Objective: Where a line of the material contains the string "JSON", copy that line.

--- Start of Data to process ---

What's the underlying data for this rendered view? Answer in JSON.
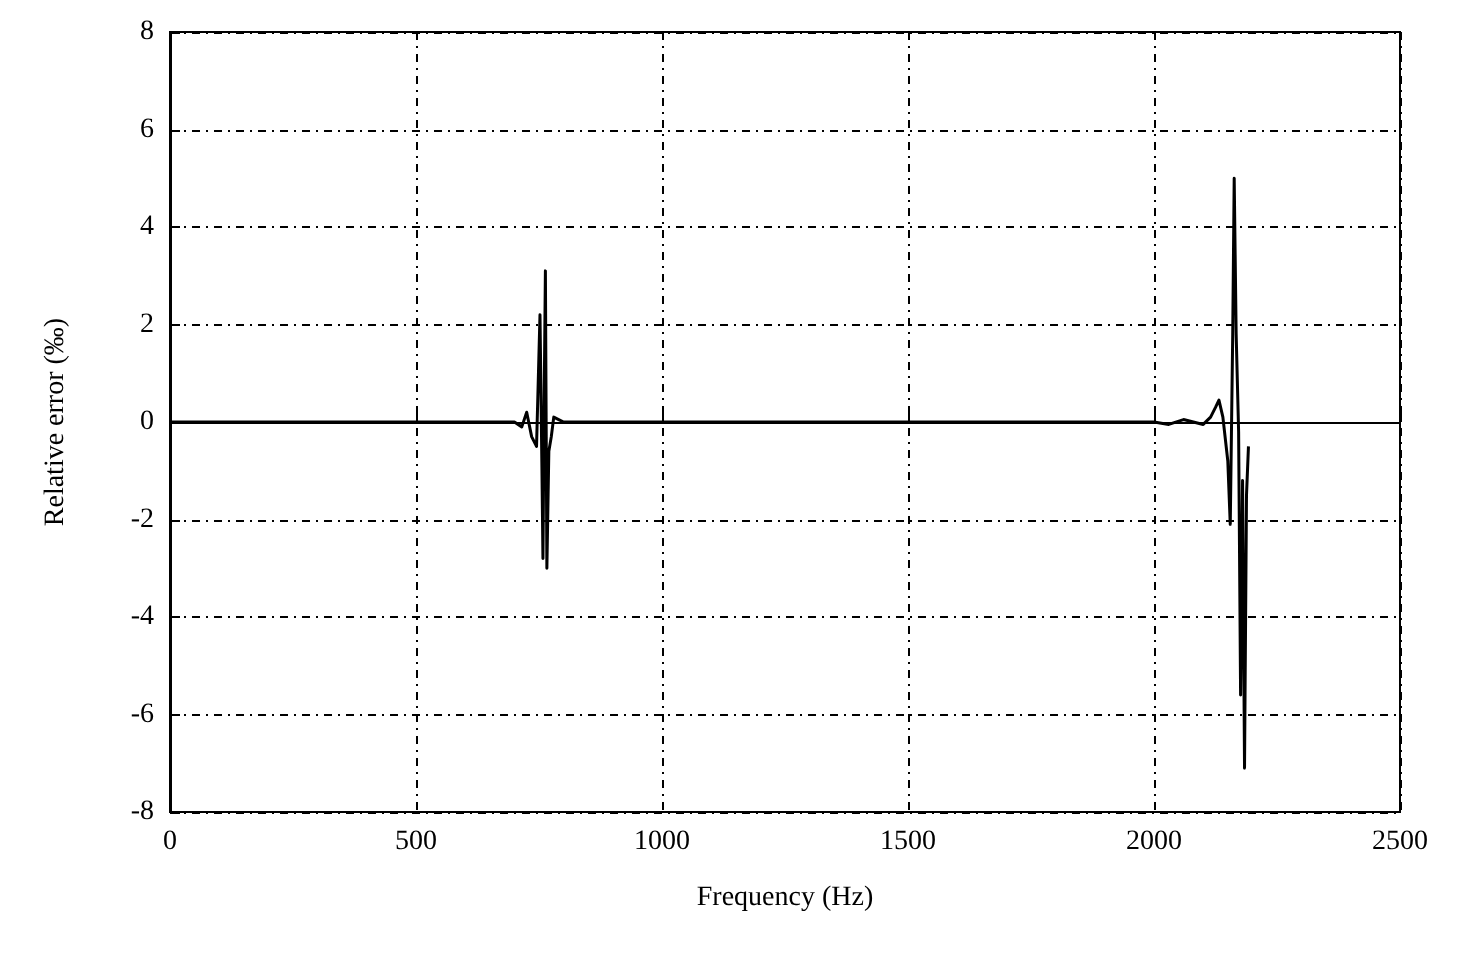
{
  "chart_data": {
    "type": "line",
    "xlabel": "Frequency (Hz)",
    "ylabel": "Relative error (‰)",
    "xlim": [
      0,
      2500
    ],
    "xticks": [
      0,
      500,
      1000,
      1500,
      2000,
      2500
    ],
    "ylim": [
      -8,
      8
    ],
    "yticks": [
      -8,
      -6,
      -4,
      -2,
      0,
      2,
      4,
      6,
      8
    ],
    "grid": true,
    "line_style": "solid",
    "marker": "none",
    "series": [
      {
        "color": "#000000",
        "x": [
          0,
          700,
          715,
          725,
          735,
          745,
          752,
          756,
          758,
          761,
          763,
          766,
          770,
          775,
          780,
          790,
          800,
          2000,
          2030,
          2060,
          2080,
          2100,
          2115,
          2125,
          2132,
          2140,
          2150,
          2155,
          2160,
          2163,
          2167,
          2172,
          2176,
          2180,
          2184,
          2188,
          2192
        ],
        "values": [
          0,
          0,
          -0.1,
          0.2,
          -0.3,
          -0.5,
          2.2,
          -1.0,
          -2.8,
          1.0,
          3.1,
          -3.0,
          -0.6,
          -0.3,
          0.1,
          0.05,
          0,
          0,
          -0.05,
          0.05,
          0,
          -0.05,
          0.1,
          0.3,
          0.45,
          0.1,
          -0.8,
          -2.1,
          1.8,
          5.0,
          1.8,
          -0.2,
          -5.6,
          -1.2,
          -7.1,
          -1.5,
          -0.5
        ]
      }
    ]
  }
}
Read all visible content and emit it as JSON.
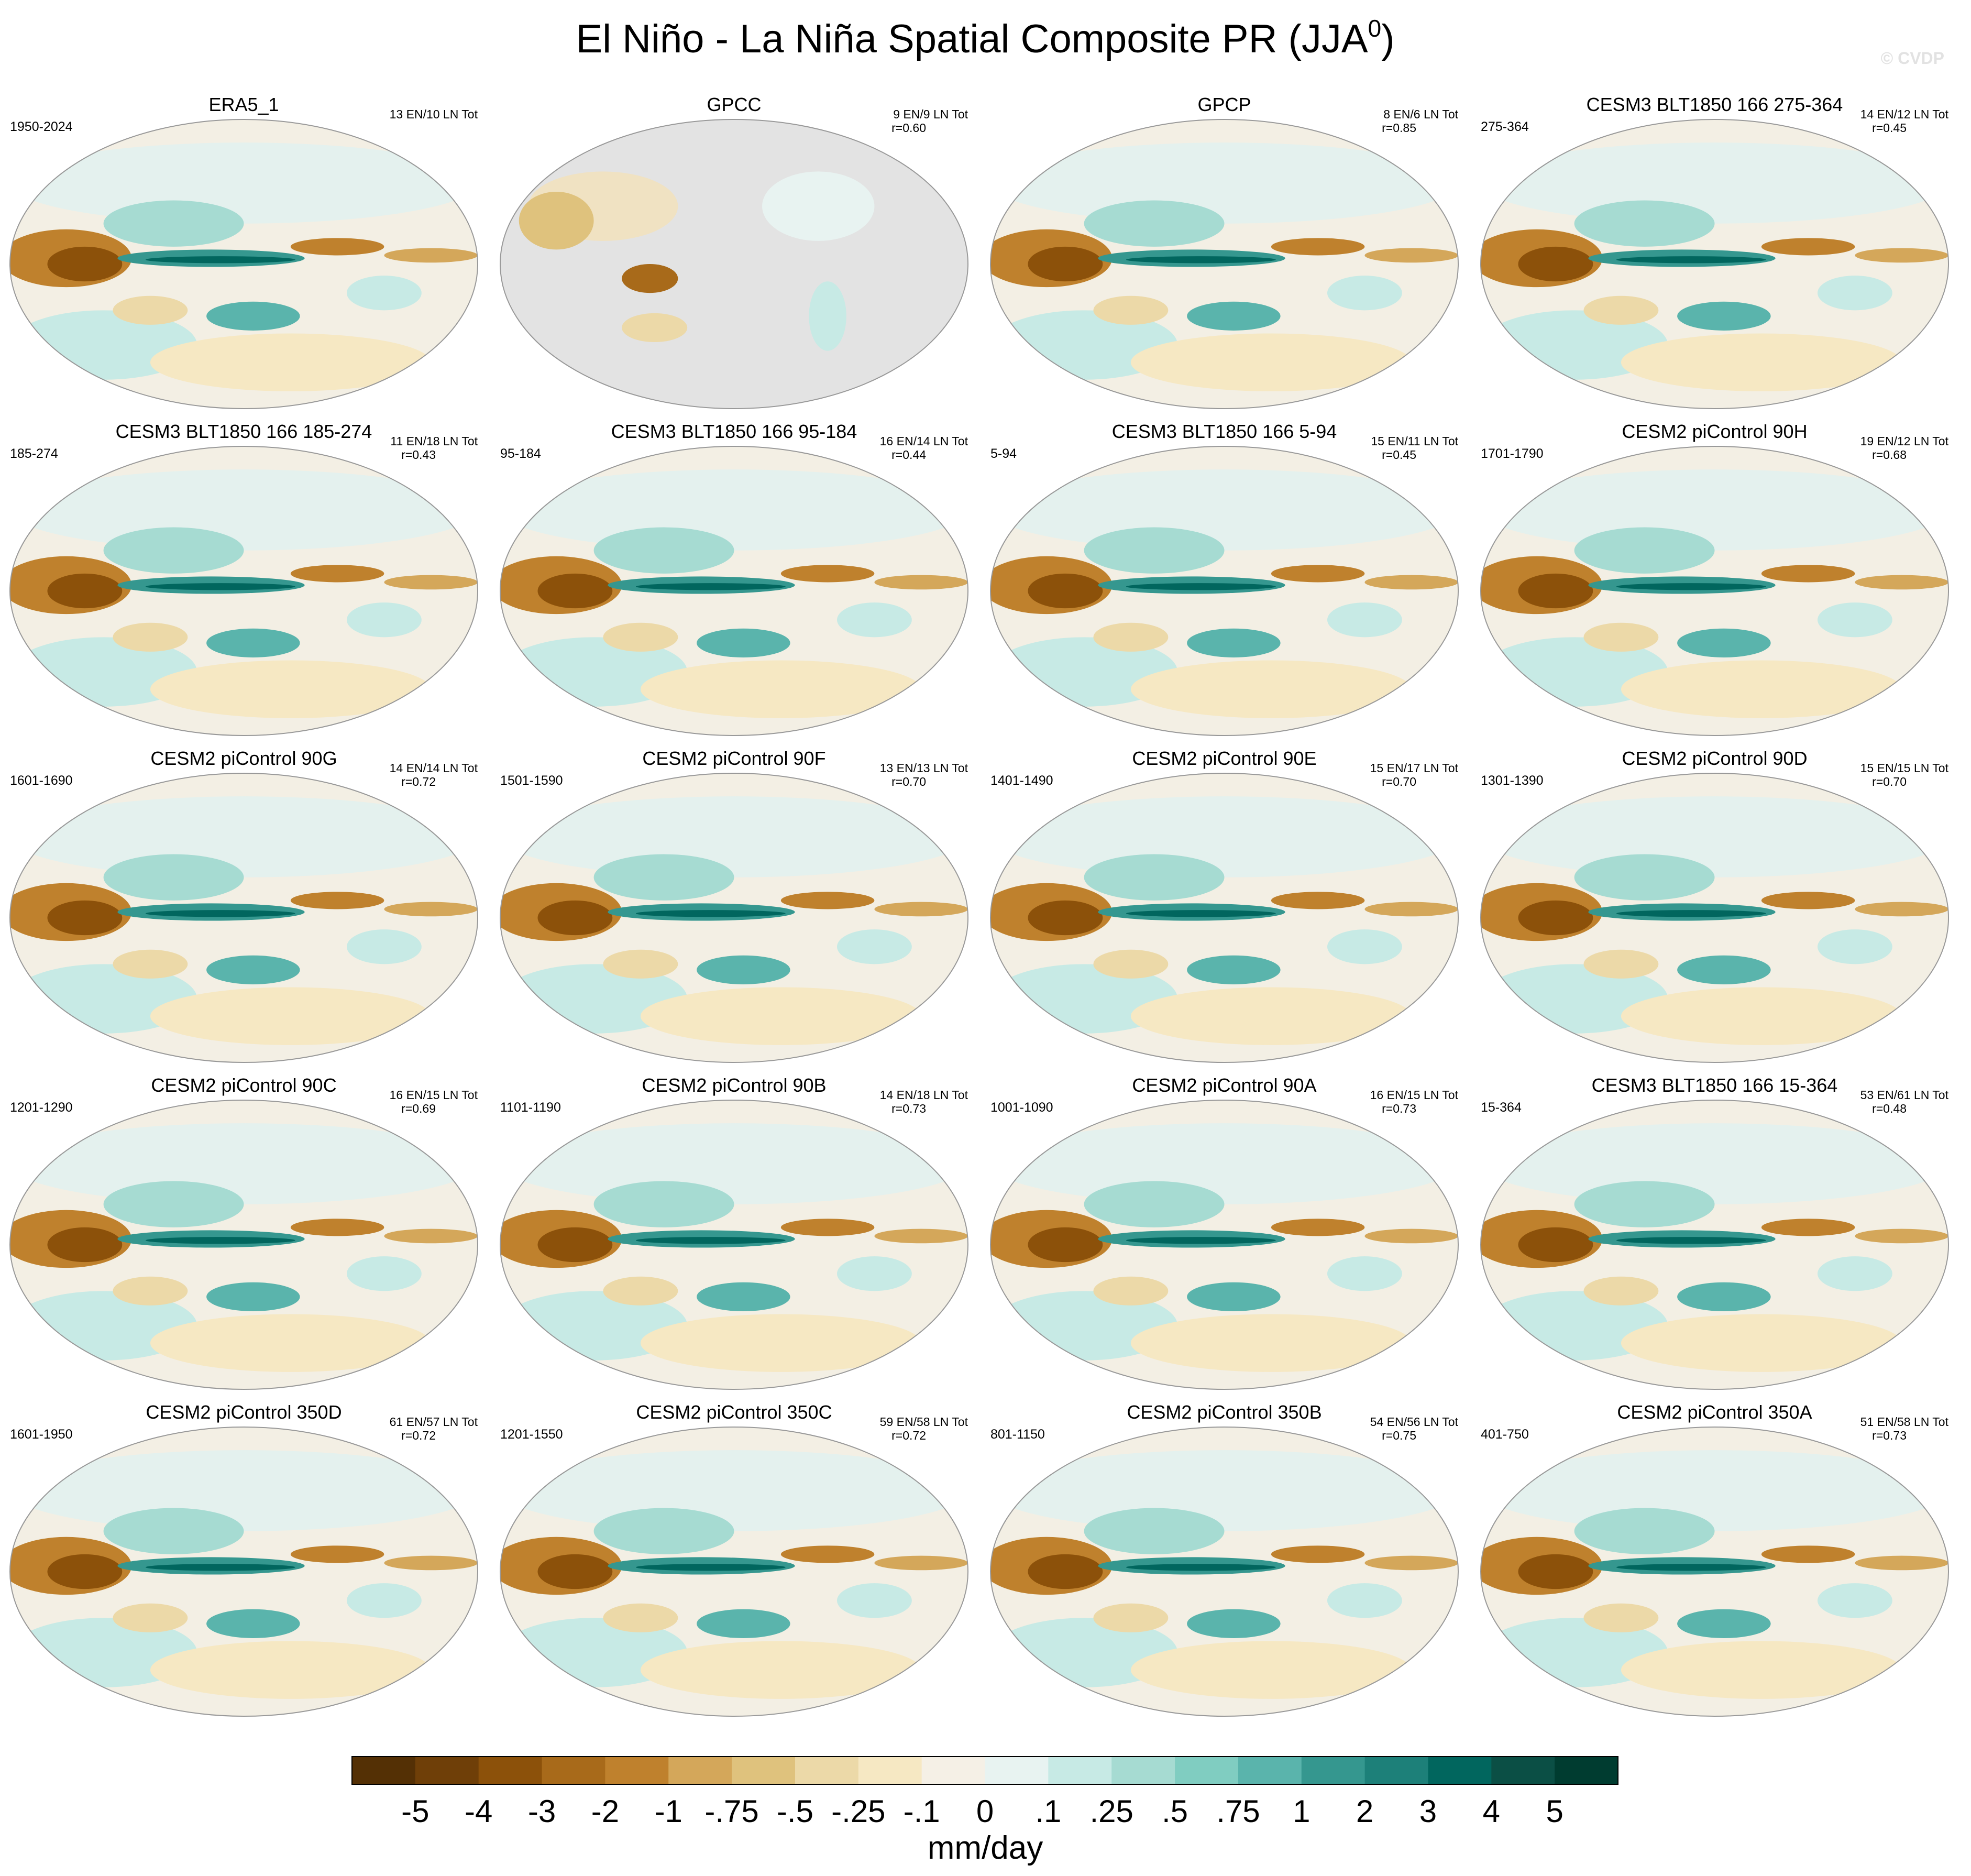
{
  "header": {
    "title": "El Niño - La Niña Spatial Composite PR (JJA",
    "title_superscript": "0",
    "title_end": ")",
    "watermark": "© CVDP"
  },
  "panels": [
    {
      "title": "ERA5_1",
      "period": "1950-2024",
      "stats": [
        "13 EN/10 LN Tot"
      ]
    },
    {
      "title": "GPCC",
      "stats": [
        "9 EN/9 LN Tot",
        "r=0.60"
      ]
    },
    {
      "title": "GPCP",
      "stats": [
        "8 EN/6 LN Tot",
        "r=0.85"
      ]
    },
    {
      "title": "CESM3 BLT1850 166 275-364",
      "period": "275-364",
      "stats": [
        "14 EN/12 LN Tot",
        "r=0.45"
      ]
    },
    {
      "title": "CESM3 BLT1850 166 185-274",
      "period": "185-274",
      "stats": [
        "11 EN/18 LN Tot",
        "r=0.43"
      ]
    },
    {
      "title": "CESM3 BLT1850 166 95-184",
      "period": "95-184",
      "stats": [
        "16 EN/14 LN Tot",
        "r=0.44"
      ]
    },
    {
      "title": "CESM3 BLT1850 166 5-94",
      "period": "5-94",
      "stats": [
        "15 EN/11 LN Tot",
        "r=0.45"
      ]
    },
    {
      "title": "CESM2 piControl 90H",
      "period": "1701-1790",
      "stats": [
        "19 EN/12 LN Tot",
        "r=0.68"
      ]
    },
    {
      "title": "CESM2 piControl 90G",
      "period": "1601-1690",
      "stats": [
        "14 EN/14 LN Tot",
        "r=0.72"
      ]
    },
    {
      "title": "CESM2 piControl 90F",
      "period": "1501-1590",
      "stats": [
        "13 EN/13 LN Tot",
        "r=0.70"
      ]
    },
    {
      "title": "CESM2 piControl 90E",
      "period": "1401-1490",
      "stats": [
        "15 EN/17 LN Tot",
        "r=0.70"
      ]
    },
    {
      "title": "CESM2 piControl 90D",
      "period": "1301-1390",
      "stats": [
        "15 EN/15 LN Tot",
        "r=0.70"
      ]
    },
    {
      "title": "CESM2 piControl 90C",
      "period": "1201-1290",
      "stats": [
        "16 EN/15 LN Tot",
        "r=0.69"
      ]
    },
    {
      "title": "CESM2 piControl 90B",
      "period": "1101-1190",
      "stats": [
        "14 EN/18 LN Tot",
        "r=0.73"
      ]
    },
    {
      "title": "CESM2 piControl 90A",
      "period": "1001-1090",
      "stats": [
        "16 EN/15 LN Tot",
        "r=0.73"
      ]
    },
    {
      "title": "CESM3 BLT1850 166 15-364",
      "period": "15-364",
      "stats": [
        "53 EN/61 LN Tot",
        "r=0.48"
      ]
    },
    {
      "title": "CESM2 piControl 350D",
      "period": "1601-1950",
      "stats": [
        "61 EN/57 LN Tot",
        "r=0.72"
      ]
    },
    {
      "title": "CESM2 piControl 350C",
      "period": "1201-1550",
      "stats": [
        "59 EN/58 LN Tot",
        "r=0.72"
      ]
    },
    {
      "title": "CESM2 piControl 350B",
      "period": "801-1150",
      "stats": [
        "54 EN/56 LN Tot",
        "r=0.75"
      ]
    },
    {
      "title": "CESM2 piControl 350A",
      "period": "401-750",
      "stats": [
        "51 EN/58 LN Tot",
        "r=0.73"
      ]
    }
  ],
  "colorbar": {
    "colors": [
      "#543005",
      "#6f3f08",
      "#8c510a",
      "#a86a1a",
      "#bf812d",
      "#d4a75a",
      "#dfc27d",
      "#ecd9a8",
      "#f6e8c3",
      "#f5f0e6",
      "#e8f3f1",
      "#c7eae5",
      "#a6dbd2",
      "#80cdc1",
      "#5ab4ac",
      "#35978f",
      "#1d8079",
      "#01665e",
      "#0b4f45",
      "#003c30"
    ],
    "labels": [
      "-5",
      "-4",
      "-3",
      "-2",
      "-1",
      "-.75",
      "-.5",
      "-.25",
      "-.1",
      "0",
      ".1",
      ".25",
      ".5",
      ".75",
      "1",
      "2",
      "3",
      "4",
      "5"
    ],
    "units": "mm/day"
  }
}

--- End of Data to process ---

Exercise answer:
What's the underlying data for this rendered view? Answer in JSON.
Read all visible content and emit it as JSON.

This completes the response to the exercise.